=== TASK INSTRUCTIONS ===
Work through the data below line by line and say how many lines hold "this"; give only the number.

++++++

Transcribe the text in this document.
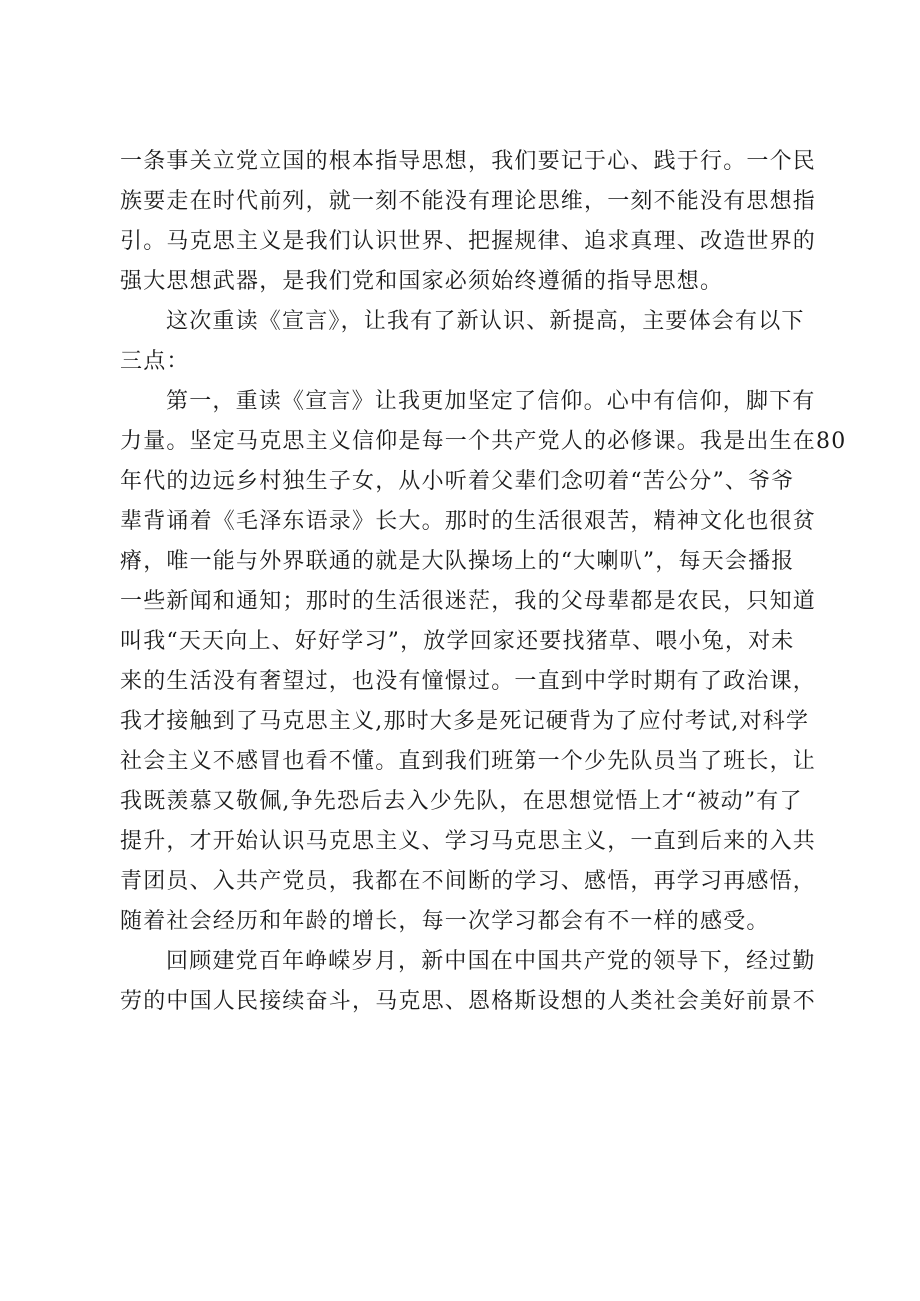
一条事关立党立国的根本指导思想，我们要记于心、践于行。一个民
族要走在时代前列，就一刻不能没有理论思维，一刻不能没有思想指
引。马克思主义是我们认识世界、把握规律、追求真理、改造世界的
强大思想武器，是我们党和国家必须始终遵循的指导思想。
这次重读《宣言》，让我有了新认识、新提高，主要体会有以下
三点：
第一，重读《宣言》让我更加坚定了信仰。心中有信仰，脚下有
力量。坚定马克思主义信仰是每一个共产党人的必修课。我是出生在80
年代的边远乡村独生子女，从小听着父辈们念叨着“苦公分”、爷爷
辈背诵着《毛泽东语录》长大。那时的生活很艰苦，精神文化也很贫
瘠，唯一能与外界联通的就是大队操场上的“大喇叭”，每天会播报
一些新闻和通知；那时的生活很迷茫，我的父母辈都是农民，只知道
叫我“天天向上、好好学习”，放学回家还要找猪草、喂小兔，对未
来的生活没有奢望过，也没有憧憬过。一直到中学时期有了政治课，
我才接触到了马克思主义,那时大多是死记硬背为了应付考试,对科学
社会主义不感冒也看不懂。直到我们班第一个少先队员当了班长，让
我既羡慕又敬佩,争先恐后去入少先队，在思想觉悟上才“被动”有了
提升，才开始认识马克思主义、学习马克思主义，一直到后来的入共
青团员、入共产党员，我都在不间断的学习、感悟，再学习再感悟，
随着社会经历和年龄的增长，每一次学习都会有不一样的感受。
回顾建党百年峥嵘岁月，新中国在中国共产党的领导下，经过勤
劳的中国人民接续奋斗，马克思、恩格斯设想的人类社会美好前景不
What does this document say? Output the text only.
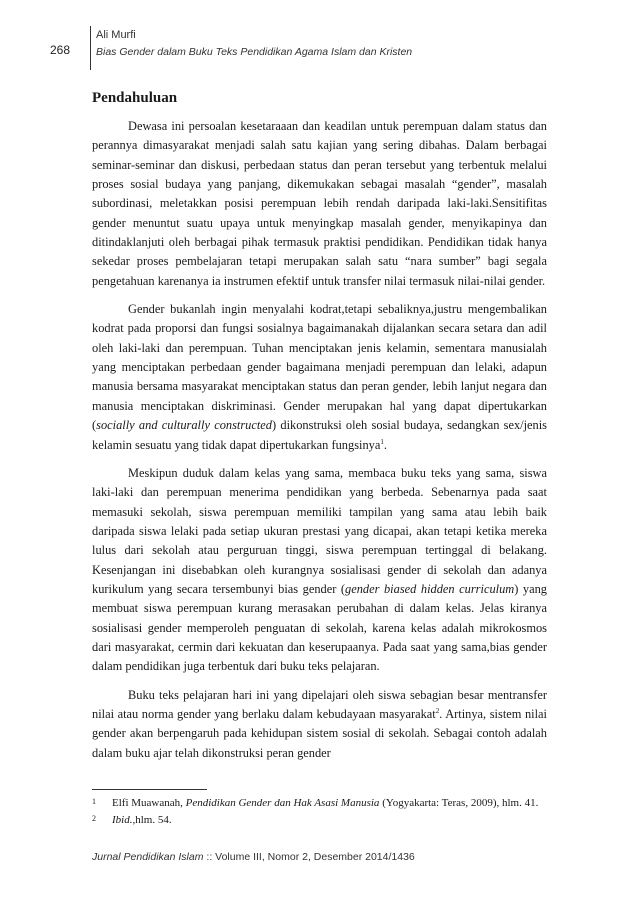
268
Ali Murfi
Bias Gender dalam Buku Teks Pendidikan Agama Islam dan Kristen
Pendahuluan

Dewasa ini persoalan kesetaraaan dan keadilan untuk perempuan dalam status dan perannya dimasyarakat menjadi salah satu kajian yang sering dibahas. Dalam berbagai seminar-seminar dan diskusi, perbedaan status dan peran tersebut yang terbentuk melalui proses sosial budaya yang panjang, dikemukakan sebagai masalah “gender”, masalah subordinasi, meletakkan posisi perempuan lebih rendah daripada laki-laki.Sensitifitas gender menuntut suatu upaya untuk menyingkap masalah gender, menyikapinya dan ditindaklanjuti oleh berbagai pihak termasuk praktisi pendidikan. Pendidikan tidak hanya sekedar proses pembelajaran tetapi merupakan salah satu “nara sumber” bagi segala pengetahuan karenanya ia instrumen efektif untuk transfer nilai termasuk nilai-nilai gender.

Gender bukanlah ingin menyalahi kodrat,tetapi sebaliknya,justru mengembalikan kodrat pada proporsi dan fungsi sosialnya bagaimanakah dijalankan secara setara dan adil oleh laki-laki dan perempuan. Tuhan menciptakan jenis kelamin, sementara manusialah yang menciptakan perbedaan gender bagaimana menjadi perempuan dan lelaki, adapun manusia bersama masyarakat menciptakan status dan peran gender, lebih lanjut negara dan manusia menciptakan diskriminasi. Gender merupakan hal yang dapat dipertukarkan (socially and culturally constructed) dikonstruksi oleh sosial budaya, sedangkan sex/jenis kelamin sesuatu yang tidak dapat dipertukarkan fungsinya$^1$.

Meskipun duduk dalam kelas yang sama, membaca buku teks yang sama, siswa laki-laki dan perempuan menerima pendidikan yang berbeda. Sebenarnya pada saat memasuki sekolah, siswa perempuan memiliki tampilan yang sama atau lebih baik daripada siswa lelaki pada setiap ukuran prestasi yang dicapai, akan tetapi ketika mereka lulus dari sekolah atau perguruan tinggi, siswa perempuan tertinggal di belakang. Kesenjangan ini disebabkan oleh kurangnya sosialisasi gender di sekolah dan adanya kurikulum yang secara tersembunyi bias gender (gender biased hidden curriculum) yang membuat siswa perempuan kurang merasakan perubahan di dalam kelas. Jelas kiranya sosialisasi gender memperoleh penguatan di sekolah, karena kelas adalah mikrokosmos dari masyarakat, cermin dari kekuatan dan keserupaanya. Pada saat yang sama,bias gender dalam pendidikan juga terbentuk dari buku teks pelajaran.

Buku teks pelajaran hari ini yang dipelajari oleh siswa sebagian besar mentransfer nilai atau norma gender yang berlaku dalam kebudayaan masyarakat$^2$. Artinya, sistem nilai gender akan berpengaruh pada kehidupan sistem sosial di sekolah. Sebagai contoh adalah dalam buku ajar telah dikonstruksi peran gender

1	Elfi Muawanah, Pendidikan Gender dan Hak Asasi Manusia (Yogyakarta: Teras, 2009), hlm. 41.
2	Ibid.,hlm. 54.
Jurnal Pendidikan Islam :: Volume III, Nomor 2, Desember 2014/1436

++++++

=== FINAL ANSWER ===
2